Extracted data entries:
## Begin
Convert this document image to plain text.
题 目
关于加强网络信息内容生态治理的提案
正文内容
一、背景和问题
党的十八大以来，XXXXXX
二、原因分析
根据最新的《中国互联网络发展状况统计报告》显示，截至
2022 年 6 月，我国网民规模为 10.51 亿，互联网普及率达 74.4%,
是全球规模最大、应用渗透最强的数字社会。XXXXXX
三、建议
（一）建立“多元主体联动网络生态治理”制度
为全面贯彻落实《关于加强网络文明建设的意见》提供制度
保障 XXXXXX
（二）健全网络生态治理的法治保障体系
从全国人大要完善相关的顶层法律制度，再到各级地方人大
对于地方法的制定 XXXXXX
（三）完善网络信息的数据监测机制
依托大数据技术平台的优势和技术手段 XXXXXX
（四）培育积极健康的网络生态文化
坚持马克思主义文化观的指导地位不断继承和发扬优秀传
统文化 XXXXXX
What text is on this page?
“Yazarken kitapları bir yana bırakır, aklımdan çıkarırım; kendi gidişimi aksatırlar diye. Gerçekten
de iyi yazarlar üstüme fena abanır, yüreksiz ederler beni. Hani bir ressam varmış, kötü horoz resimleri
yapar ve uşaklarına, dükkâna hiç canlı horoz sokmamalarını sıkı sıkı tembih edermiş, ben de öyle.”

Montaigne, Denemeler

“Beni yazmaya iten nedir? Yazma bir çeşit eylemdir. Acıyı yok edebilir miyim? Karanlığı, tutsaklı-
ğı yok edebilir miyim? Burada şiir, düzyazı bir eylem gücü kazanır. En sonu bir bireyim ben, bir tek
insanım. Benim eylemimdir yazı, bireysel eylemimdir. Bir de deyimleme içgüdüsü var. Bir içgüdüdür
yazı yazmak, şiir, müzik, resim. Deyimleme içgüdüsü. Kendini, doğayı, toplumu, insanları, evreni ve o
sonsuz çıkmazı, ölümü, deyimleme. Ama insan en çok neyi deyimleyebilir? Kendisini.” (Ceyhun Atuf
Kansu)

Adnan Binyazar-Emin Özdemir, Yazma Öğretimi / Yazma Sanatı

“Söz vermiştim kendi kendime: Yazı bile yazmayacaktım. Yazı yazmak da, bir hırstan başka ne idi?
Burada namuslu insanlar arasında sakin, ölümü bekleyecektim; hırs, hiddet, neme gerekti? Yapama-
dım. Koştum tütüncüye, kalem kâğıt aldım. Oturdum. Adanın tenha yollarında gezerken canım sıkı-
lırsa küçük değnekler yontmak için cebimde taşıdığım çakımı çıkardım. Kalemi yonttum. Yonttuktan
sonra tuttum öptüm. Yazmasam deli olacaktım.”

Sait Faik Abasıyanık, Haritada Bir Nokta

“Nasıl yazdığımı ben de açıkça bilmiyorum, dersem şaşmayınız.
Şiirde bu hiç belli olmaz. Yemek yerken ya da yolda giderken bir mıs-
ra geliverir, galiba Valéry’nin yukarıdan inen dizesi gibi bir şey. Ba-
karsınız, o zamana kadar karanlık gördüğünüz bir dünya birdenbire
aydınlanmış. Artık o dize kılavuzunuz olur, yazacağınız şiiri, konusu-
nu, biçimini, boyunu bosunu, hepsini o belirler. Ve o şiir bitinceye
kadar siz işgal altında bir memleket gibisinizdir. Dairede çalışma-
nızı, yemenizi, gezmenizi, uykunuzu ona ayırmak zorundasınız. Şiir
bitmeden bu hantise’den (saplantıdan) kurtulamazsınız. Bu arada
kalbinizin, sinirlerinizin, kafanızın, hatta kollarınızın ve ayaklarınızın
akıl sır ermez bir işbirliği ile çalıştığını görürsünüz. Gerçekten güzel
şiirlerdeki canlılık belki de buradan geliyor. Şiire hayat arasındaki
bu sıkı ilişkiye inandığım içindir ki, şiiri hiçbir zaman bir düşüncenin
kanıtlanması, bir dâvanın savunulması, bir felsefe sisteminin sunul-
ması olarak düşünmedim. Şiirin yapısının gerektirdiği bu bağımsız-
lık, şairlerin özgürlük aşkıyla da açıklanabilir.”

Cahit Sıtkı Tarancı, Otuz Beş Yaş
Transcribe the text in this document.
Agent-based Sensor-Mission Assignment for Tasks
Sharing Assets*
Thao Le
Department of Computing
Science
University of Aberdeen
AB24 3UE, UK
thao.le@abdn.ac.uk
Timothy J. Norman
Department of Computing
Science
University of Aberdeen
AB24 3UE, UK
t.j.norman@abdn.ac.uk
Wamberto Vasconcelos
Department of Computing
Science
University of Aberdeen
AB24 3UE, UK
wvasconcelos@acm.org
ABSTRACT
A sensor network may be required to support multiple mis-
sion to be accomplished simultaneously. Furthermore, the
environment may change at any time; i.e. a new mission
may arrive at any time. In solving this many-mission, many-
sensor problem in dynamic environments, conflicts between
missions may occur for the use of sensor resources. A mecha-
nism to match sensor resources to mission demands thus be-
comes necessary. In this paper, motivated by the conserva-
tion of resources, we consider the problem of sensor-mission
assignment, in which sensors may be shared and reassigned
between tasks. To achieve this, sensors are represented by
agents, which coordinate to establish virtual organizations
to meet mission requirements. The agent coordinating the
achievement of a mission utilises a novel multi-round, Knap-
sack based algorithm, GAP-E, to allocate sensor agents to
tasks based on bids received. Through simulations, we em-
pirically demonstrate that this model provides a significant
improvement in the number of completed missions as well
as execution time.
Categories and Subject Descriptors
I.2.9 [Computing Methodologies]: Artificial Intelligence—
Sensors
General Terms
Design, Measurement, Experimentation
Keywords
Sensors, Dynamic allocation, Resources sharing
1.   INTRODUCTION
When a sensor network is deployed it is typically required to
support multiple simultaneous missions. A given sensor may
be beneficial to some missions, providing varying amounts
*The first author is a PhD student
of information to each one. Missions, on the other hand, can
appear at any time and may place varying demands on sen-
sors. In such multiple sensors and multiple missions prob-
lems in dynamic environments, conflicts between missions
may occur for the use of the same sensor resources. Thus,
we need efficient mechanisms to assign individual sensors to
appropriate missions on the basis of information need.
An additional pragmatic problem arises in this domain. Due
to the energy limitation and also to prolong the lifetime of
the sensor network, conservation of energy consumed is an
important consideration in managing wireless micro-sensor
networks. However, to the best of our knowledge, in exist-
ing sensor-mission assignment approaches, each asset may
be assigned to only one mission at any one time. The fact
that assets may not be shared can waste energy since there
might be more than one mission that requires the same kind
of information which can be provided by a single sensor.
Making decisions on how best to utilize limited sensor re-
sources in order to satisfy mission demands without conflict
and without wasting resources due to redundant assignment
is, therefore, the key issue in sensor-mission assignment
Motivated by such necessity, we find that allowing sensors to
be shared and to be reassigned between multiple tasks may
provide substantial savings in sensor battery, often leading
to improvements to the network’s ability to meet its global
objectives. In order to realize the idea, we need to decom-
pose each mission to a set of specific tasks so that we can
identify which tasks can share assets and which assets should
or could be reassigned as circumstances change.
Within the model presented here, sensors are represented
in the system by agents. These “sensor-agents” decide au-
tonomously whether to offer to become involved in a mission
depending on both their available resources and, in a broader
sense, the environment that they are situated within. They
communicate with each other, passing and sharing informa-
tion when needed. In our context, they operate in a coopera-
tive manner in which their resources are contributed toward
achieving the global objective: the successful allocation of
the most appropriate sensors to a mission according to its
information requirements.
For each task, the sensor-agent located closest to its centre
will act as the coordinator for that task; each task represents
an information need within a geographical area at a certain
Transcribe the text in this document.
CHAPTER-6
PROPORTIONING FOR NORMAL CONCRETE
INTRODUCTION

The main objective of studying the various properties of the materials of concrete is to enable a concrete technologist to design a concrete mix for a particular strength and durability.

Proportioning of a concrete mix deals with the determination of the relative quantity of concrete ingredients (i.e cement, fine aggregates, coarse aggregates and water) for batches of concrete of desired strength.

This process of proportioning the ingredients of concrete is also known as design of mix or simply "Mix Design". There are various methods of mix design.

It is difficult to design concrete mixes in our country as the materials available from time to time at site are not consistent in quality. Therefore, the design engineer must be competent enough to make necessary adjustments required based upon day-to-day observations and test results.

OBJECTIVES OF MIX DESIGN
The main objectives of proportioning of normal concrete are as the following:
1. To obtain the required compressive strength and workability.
## End
SET PROBLEM:
Gather each line in the entries above where the string "agents" is found.

FULL SOLUTION:
agents, which coordinate to establish virtual organizations
sack based algorithm, GAP-E, to allocate sensor agents to
in the system by agents. These “sensor-agents” decide au-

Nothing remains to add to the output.